*Textauszug*.
· · · ·

Was konntest du aus dem Studium in deiner Arbeit umsetzen?

Da gibt es vieles: Rechtliche Aspekte, Führungsthemen oder Prozessoptimierung, um nur ein paar Themen zu nennen. Der Entwicklungsnachmittag ist zum Beispiel ein konkretes Projekt im Innovationsmanagement, das ich umsetzen konnte. Dieser Workshop findet bei uns regelmässig statt. An dem können Mitarbeitende Ideen einbringen oder Gespräche zu Themen lancieren, die im Arbeitsalltag zu kurz kommen.

Habt ihr diese Ideen auch schon umgesetzt?

Ja. Ein Wunsch der Mitarbeitenden hatte beispielsweise die Handhabung der Arbeitszeiten betroffen. Obwohl wir fixe Arbeitszeiten haben, können die Mitarbeitenden nun die Mittagspause kürzen, um an einem anderen Tag früher Feierabend zu machen.

Du bist seit Kurzem Premium-Mitglied bei FHGR Alumni. Was hat dich dazu bewogen, dem Netzwerk beizutreten?

· · · ·

*Datenzeilen*.
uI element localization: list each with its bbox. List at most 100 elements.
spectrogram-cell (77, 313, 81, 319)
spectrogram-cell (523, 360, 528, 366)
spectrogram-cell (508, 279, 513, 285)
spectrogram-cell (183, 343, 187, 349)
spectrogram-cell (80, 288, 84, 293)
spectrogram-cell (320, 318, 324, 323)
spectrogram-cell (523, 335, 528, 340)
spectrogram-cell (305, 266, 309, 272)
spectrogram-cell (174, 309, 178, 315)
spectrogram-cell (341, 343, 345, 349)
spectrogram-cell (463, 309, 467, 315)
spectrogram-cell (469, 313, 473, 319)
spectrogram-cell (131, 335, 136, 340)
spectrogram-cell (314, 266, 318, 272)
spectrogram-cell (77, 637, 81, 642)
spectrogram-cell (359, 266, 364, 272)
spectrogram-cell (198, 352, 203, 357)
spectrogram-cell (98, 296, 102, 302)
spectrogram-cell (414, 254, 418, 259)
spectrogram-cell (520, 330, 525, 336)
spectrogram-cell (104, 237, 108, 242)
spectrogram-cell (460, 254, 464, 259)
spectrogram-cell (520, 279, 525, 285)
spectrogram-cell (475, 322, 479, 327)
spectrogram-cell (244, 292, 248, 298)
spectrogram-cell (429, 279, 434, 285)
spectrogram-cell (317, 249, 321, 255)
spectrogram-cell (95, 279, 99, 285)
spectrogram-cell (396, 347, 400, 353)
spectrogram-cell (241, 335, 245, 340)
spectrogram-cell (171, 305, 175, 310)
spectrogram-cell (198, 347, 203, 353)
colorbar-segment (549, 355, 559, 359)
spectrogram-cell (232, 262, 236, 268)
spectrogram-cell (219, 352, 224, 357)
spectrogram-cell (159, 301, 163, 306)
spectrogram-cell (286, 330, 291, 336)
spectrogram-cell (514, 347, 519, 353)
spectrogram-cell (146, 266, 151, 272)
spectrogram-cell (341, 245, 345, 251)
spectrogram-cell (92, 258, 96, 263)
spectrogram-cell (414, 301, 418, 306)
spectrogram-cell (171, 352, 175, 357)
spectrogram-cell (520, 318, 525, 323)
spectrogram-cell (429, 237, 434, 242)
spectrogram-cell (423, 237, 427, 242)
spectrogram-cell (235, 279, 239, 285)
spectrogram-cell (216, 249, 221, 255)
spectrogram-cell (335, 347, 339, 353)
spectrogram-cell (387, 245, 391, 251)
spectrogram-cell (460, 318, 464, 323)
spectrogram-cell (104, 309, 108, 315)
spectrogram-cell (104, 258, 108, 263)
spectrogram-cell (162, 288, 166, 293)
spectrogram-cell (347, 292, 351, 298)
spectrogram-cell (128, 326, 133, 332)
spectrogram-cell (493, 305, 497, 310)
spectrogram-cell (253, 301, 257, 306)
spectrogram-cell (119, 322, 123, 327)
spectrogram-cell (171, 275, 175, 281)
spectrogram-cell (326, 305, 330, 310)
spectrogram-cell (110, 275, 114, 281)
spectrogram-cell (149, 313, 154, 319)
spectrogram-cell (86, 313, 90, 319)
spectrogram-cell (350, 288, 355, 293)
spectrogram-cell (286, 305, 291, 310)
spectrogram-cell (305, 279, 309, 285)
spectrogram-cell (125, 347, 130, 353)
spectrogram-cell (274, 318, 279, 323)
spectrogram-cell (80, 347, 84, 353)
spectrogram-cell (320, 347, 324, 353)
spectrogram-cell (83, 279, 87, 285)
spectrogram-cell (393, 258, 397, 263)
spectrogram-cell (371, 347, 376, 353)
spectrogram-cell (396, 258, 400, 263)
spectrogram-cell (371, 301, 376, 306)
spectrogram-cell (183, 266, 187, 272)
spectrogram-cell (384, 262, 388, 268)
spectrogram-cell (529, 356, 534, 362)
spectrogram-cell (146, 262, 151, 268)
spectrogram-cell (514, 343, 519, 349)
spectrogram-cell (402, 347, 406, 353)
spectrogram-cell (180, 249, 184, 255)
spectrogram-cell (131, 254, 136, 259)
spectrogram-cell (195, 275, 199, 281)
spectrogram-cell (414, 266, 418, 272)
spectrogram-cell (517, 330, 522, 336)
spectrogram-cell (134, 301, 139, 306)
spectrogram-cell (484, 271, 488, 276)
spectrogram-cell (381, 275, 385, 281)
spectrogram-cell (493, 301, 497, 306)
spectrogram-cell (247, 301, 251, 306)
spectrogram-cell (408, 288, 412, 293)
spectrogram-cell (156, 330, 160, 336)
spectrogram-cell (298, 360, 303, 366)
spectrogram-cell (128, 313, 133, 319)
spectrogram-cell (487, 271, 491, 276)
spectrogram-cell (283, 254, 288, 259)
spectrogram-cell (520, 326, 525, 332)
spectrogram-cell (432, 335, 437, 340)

· · · ·

*Aufgabe*. Führe das Interview über das Studium und die Mitgliedschaft bei FHGR Alumni im Textauszug weiter, beginnend nach der zuletzt gestellten Frage.

*Antwort*.
Es ist spannend, in verschiedenen Verbänden und Vereinen dabei zu sein. Aber man sollte dieses Netzwerk auch aktiv nutzen, zu Veranstaltungen gehen und von den Inhalten profitieren. Wir besuchen spannende Unternehmen und bekommen neue Ansätze und Inputs. Die KI-Werkstatt im Mai fand ich sehr spannend, weil KI gerade in aller Munde ist.

In kleinen Industrie- und Handwerksbetrieben scheint Teilzeit nur sehr langsam anzukommen. Wie siehst du das?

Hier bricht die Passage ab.